WORK TO BE COMPLETED: Pull out every line below containing the word "rozliczenia".
++++++++
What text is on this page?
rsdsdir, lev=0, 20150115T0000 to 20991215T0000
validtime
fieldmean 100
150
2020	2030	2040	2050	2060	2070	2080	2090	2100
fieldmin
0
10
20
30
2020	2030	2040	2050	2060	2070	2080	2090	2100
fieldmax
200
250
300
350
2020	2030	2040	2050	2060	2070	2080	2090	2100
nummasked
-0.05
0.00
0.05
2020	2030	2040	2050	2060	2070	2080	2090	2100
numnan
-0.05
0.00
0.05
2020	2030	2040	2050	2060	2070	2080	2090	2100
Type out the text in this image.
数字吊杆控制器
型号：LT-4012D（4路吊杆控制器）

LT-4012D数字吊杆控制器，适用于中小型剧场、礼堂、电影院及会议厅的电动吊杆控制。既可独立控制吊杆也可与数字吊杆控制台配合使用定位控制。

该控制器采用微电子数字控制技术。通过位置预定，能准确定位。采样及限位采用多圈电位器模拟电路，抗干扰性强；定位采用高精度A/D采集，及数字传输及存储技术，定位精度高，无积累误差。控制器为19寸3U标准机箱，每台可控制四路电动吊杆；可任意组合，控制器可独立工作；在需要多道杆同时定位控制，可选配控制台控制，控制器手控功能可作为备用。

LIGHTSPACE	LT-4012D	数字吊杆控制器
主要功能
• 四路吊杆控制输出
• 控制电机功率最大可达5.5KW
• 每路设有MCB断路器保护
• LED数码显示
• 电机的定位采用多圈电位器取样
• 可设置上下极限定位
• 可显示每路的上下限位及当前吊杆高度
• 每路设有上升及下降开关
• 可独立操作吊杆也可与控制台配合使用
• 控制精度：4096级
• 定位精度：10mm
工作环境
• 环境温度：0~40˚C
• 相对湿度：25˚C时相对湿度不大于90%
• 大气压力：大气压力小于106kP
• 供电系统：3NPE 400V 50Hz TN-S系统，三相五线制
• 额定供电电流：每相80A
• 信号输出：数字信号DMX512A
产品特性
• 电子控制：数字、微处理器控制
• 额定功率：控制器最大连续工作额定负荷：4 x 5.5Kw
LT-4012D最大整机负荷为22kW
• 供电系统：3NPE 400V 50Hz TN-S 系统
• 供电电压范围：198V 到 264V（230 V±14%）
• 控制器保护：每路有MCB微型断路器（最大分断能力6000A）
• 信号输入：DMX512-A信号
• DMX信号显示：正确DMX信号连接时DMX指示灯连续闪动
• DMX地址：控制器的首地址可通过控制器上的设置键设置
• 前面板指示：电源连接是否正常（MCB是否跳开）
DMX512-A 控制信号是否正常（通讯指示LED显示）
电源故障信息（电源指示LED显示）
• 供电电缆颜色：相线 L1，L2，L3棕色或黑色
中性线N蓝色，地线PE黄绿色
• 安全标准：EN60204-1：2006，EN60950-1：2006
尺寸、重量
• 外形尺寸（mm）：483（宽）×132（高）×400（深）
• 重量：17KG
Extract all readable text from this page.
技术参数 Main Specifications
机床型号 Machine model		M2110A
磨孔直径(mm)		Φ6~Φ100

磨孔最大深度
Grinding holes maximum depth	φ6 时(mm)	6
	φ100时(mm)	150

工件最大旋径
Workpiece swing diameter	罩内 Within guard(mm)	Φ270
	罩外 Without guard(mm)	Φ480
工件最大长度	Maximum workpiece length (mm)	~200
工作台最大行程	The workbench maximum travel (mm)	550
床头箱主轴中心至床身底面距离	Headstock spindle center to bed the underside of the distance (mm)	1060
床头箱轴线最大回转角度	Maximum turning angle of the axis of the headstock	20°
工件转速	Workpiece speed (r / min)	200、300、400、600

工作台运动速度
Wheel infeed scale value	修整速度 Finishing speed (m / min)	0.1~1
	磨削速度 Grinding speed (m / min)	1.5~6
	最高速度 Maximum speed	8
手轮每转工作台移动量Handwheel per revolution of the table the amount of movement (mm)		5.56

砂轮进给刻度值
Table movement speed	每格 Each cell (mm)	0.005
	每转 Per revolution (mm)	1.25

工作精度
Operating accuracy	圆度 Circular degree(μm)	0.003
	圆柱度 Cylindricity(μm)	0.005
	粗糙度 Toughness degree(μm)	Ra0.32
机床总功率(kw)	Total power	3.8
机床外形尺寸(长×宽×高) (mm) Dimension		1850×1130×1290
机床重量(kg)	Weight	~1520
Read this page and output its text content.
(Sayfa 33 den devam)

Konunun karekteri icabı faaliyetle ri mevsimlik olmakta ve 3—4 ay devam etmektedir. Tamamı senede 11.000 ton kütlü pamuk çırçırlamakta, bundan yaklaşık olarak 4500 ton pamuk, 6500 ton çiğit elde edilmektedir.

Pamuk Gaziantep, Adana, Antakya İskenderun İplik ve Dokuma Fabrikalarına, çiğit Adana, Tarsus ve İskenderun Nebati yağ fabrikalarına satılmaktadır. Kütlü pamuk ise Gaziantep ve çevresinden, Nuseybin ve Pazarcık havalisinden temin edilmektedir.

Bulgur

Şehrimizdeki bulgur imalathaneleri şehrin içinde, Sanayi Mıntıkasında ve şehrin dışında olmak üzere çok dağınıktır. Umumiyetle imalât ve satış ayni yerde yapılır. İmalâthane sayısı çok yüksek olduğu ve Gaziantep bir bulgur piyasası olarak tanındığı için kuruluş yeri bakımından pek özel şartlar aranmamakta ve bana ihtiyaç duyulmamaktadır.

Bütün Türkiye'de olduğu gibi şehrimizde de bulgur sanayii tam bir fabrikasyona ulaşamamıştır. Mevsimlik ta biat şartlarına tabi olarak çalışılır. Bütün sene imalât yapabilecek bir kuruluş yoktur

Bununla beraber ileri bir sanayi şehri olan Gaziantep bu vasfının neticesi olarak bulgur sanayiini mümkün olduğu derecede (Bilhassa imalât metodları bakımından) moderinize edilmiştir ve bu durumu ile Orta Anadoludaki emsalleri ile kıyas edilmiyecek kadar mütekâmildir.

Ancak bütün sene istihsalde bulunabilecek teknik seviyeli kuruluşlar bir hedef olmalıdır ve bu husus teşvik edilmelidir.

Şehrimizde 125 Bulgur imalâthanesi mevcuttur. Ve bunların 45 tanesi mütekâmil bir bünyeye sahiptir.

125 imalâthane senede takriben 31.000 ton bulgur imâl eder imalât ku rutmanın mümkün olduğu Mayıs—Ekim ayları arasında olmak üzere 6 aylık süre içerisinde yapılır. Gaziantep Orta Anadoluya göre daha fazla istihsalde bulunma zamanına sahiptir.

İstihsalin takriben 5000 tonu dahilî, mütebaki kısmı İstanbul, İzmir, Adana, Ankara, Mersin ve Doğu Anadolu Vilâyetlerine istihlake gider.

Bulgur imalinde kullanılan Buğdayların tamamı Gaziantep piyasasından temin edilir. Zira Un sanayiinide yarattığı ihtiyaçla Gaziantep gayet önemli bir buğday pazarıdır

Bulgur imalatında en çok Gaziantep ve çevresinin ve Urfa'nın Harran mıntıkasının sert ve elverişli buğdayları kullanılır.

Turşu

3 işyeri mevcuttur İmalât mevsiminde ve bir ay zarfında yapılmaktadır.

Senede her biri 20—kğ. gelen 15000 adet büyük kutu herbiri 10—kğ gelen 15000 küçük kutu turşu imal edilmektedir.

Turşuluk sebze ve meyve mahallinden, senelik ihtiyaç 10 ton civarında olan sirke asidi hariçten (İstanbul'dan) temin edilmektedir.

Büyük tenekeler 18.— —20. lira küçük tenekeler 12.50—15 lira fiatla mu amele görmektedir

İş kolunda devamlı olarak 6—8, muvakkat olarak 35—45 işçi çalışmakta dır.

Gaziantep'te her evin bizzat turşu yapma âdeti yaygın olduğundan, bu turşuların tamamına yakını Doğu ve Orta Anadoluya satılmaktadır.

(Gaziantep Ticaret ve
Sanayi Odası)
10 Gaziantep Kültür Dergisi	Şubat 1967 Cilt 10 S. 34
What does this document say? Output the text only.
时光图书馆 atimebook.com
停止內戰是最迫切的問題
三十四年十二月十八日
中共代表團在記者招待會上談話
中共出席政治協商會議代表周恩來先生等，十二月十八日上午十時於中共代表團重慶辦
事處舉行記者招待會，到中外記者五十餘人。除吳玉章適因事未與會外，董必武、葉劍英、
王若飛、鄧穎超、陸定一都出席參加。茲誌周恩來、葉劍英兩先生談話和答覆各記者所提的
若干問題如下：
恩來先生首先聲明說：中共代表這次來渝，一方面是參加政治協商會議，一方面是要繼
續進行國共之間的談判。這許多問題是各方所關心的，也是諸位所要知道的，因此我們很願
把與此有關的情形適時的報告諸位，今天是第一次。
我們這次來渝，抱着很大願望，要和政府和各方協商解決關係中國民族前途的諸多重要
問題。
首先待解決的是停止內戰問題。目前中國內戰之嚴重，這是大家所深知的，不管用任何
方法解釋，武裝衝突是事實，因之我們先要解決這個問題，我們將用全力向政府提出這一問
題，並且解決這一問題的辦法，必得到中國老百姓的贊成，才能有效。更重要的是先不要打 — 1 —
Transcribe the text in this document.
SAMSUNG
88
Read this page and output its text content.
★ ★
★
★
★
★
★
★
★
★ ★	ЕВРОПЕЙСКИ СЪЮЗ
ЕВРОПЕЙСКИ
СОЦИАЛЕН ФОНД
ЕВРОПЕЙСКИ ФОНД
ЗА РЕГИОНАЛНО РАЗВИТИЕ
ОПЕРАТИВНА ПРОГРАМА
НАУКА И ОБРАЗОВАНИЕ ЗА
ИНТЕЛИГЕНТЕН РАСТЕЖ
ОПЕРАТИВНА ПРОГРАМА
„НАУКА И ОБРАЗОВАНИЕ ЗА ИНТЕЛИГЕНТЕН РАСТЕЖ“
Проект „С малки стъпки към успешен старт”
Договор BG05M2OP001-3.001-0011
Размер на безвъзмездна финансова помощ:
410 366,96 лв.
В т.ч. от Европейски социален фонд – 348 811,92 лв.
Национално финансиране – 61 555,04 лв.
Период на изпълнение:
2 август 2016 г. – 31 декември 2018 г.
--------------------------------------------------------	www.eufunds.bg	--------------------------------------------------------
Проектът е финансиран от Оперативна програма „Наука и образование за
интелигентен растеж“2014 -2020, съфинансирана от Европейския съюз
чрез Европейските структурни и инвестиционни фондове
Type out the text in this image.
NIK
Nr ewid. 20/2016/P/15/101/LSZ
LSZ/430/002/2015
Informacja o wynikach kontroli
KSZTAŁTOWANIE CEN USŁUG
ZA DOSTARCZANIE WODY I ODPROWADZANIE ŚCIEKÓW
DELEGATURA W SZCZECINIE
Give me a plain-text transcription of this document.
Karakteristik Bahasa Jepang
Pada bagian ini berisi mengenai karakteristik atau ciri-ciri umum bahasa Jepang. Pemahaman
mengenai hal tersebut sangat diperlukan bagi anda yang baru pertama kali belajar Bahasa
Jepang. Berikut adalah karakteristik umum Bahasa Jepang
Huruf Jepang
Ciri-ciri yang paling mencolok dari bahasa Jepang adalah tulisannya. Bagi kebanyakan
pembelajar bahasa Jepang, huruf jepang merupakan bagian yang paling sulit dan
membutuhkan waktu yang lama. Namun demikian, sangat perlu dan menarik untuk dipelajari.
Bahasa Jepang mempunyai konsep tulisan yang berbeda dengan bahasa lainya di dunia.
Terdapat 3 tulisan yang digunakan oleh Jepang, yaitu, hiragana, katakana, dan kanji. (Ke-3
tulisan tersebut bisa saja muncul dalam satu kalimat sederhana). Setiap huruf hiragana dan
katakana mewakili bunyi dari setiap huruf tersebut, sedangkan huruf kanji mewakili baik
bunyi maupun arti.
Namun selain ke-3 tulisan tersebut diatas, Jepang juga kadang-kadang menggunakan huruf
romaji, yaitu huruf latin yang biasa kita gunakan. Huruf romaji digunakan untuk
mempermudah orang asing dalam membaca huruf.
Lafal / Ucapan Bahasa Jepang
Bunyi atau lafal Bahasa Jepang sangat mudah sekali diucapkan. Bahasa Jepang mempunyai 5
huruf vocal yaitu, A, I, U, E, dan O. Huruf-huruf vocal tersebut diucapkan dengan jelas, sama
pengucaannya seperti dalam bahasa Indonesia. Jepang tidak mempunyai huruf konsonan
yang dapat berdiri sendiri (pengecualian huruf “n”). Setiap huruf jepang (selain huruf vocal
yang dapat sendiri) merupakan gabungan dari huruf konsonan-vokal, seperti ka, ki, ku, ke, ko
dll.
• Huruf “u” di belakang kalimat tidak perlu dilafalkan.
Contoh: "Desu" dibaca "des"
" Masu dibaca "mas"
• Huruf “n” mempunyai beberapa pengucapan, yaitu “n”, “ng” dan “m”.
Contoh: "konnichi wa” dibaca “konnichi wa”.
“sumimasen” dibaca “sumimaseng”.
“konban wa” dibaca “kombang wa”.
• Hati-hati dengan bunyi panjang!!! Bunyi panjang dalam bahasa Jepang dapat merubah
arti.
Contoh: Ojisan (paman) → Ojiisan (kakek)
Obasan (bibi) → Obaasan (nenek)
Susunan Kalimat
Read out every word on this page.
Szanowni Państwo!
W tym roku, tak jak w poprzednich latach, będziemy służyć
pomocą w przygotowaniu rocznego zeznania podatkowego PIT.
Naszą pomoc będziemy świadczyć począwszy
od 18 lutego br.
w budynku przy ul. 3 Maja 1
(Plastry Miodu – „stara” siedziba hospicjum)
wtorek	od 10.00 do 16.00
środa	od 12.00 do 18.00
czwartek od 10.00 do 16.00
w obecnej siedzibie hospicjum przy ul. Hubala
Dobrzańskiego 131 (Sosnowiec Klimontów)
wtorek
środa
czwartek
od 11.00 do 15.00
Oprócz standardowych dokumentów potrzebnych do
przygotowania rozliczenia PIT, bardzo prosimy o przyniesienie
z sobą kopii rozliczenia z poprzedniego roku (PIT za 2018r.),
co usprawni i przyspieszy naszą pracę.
++++++++
COMPLETE ANSWER:
przygotowania rozliczenia PIT, bardzo prosimy o przyniesienie
z sobą kopii rozliczenia z poprzedniego roku (PIT za 2018r.),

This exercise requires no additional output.